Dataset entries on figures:
*****
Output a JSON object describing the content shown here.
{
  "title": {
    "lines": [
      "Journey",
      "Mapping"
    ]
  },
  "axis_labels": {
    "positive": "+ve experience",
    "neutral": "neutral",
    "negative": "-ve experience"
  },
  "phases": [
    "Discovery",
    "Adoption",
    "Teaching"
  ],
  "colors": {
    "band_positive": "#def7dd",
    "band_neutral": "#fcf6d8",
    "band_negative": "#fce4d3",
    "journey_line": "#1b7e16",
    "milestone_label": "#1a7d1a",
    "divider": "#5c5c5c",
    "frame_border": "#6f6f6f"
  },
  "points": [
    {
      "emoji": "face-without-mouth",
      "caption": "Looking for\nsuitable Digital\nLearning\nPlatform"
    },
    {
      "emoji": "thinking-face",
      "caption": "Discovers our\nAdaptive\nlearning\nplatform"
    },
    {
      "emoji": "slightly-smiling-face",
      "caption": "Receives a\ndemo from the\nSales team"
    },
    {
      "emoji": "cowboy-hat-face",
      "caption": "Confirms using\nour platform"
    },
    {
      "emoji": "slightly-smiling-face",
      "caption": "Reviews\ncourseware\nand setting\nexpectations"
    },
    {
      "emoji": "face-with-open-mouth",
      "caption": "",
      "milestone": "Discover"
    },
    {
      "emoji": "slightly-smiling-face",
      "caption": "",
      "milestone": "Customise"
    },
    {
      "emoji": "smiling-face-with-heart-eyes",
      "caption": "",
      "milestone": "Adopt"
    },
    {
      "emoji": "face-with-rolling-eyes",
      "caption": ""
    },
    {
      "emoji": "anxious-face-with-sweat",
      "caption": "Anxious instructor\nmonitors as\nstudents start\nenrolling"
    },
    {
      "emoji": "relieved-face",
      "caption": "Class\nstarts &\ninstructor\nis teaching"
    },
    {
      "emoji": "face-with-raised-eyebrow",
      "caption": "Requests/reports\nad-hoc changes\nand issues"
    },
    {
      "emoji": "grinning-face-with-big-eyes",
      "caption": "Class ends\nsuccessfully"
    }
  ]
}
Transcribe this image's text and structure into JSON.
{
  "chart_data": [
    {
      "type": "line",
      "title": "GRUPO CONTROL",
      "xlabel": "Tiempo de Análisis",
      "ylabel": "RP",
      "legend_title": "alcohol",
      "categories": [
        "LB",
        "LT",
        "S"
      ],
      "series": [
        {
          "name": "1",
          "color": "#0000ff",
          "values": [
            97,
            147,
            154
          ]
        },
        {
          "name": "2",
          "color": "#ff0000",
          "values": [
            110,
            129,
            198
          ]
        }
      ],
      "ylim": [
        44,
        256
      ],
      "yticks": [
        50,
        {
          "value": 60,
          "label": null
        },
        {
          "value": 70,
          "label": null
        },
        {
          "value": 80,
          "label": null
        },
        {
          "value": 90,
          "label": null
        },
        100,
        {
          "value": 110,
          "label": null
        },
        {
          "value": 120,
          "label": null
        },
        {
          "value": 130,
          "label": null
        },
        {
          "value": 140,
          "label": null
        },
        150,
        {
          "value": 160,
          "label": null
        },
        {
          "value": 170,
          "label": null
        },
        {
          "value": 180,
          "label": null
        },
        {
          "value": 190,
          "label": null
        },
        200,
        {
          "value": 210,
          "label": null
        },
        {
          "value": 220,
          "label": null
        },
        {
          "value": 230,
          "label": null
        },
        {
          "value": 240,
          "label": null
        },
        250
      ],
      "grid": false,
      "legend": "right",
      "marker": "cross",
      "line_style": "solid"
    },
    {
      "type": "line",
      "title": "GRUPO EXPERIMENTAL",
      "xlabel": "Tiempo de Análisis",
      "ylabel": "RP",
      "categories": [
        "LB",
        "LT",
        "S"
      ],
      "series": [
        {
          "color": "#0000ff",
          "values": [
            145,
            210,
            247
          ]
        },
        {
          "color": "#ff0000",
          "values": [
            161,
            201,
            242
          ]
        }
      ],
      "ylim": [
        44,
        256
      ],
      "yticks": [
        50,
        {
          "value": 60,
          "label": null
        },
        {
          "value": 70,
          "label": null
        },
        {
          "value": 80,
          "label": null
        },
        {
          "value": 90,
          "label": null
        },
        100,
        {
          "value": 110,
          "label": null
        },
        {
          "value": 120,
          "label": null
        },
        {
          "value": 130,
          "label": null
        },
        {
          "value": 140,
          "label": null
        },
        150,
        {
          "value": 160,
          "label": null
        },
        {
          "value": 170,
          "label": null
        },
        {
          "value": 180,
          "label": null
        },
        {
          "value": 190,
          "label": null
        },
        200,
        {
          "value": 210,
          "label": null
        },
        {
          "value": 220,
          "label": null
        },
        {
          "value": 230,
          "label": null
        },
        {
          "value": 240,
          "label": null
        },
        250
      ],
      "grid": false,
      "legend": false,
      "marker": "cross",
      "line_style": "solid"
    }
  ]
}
*****
WRITTEN REQUEST: Extract each entry in full and write it down exactly.

SOLUTION TO THE EXERCISE:
Output a JSON object describing the content shown here.
{
  "title": {
    "lines": [
      "Journey",
      "Mapping"
    ]
  },
  "axis_labels": {
    "positive": "+ve experience",
    "neutral": "neutral",
    "negative": "-ve experience"
  },
  "phases": [
    "Discovery",
    "Adoption",
    "Teaching"
  ],
  "colors": {
    "band_positive": "#def7dd",
    "band_neutral": "#fcf6d8",
    "band_negative": "#fce4d3",
    "journey_line": "#1b7e16",
    "milestone_label": "#1a7d1a",
    "divider": "#5c5c5c",
    "frame_border": "#6f6f6f"
  },
  "points": [
    {
      "emoji": "face-without-mouth",
      "caption": "Looking for\nsuitable Digital\nLearning\nPlatform"
    },
    {
      "emoji": "thinking-face",
      "caption": "Discovers our\nAdaptive\nlearning\nplatform"
    },
    {
      "emoji": "slightly-smiling-face",
      "caption": "Receives a\ndemo from the\nSales team"
    },
    {
      "emoji": "cowboy-hat-face",
      "caption": "Confirms using\nour platform"
    },
    {
      "emoji": "slightly-smiling-face",
      "caption": "Reviews\ncourseware\nand setting\nexpectations"
    },
    {
      "emoji": "face-with-open-mouth",
      "caption": "",
      "milestone": "Discover"
    },
    {
      "emoji": "slightly-smiling-face",
      "caption": "",
      "milestone": "Customise"
    },
    {
      "emoji": "smiling-face-with-heart-eyes",
      "caption": "",
      "milestone": "Adopt"
    },
    {
      "emoji": "face-with-rolling-eyes",
      "caption": ""
    },
    {
      "emoji": "anxious-face-with-sweat",
      "caption": "Anxious instructor\nmonitors as\nstudents start\nenrolling"
    },
    {
      "emoji": "relieved-face",
      "caption": "Class\nstarts &\ninstructor\nis teaching"
    },
    {
      "emoji": "face-with-raised-eyebrow",
      "caption": "Requests/reports\nad-hoc changes\nand issues"
    },
    {
      "emoji": "grinning-face-with-big-eyes",
      "caption": "Class ends\nsuccessfully"
    }
  ]
}
Transcribe this image's text and structure into JSON.
{
  "chart_data": [
    {
      "type": "line",
      "title": "GRUPO CONTROL",
      "xlabel": "Tiempo de Análisis",
      "ylabel": "RP",
      "legend_title": "alcohol",
      "categories": [
        "LB",
        "LT",
        "S"
      ],
      "series": [
        {
          "name": "1",
          "color": "#0000ff",
          "values": [
            97,
            147,
            154
          ]
        },
        {
          "name": "2",
          "color": "#ff0000",
          "values": [
            110,
            129,
            198
          ]
        }
      ],
      "ylim": [
        44,
        256
      ],
      "yticks": [
        50,
        {
          "value": 60,
          "label": null
        },
        {
          "value": 70,
          "label": null
        },
        {
          "value": 80,
          "label": null
        },
        {
          "value": 90,
          "label": null
        },
        100,
        {
          "value": 110,
          "label": null
        },
        {
          "value": 120,
          "label": null
        },
        {
          "value": 130,
          "label": null
        },
        {
          "value": 140,
          "label": null
        },
        150,
        {
          "value": 160,
          "label": null
        },
        {
          "value": 170,
          "label": null
        },
        {
          "value": 180,
          "label": null
        },
        {
          "value": 190,
          "label": null
        },
        200,
        {
          "value": 210,
          "label": null
        },
        {
          "value": 220,
          "label": null
        },
        {
          "value": 230,
          "label": null
        },
        {
          "value": 240,
          "label": null
        },
        250
      ],
      "grid": false,
      "legend": "right",
      "marker": "cross",
      "line_style": "solid"
    },
    {
      "type": "line",
      "title": "GRUPO EXPERIMENTAL",
      "xlabel": "Tiempo de Análisis",
      "ylabel": "RP",
      "categories": [
        "LB",
        "LT",
        "S"
      ],
      "series": [
        {
          "color": "#0000ff",
          "values": [
            145,
            210,
            247
          ]
        },
        {
          "color": "#ff0000",
          "values": [
            161,
            201,
            242
          ]
        }
      ],
      "ylim": [
        44,
        256
      ],
      "yticks": [
        50,
        {
          "value": 60,
          "label": null
        },
        {
          "value": 70,
          "label": null
        },
        {
          "value": 80,
          "label": null
        },
        {
          "value": 90,
          "label": null
        },
        100,
        {
          "value": 110,
          "label": null
        },
        {
          "value": 120,
          "label": null
        },
        {
          "value": 130,
          "label": null
        },
        {
          "value": 140,
          "label": null
        },
        150,
        {
          "value": 160,
          "label": null
        },
        {
          "value": 170,
          "label": null
        },
        {
          "value": 180,
          "label": null
        },
        {
          "value": 190,
          "label": null
        },
        200,
        {
          "value": 210,
          "label": null
        },
        {
          "value": 220,
          "label": null
        },
        {
          "value": 230,
          "label": null
        },
        {
          "value": 240,
          "label": null
        },
        250
      ],
      "grid": false,
      "legend": false,
      "marker": "cross",
      "line_style": "solid"
    }
  ]
}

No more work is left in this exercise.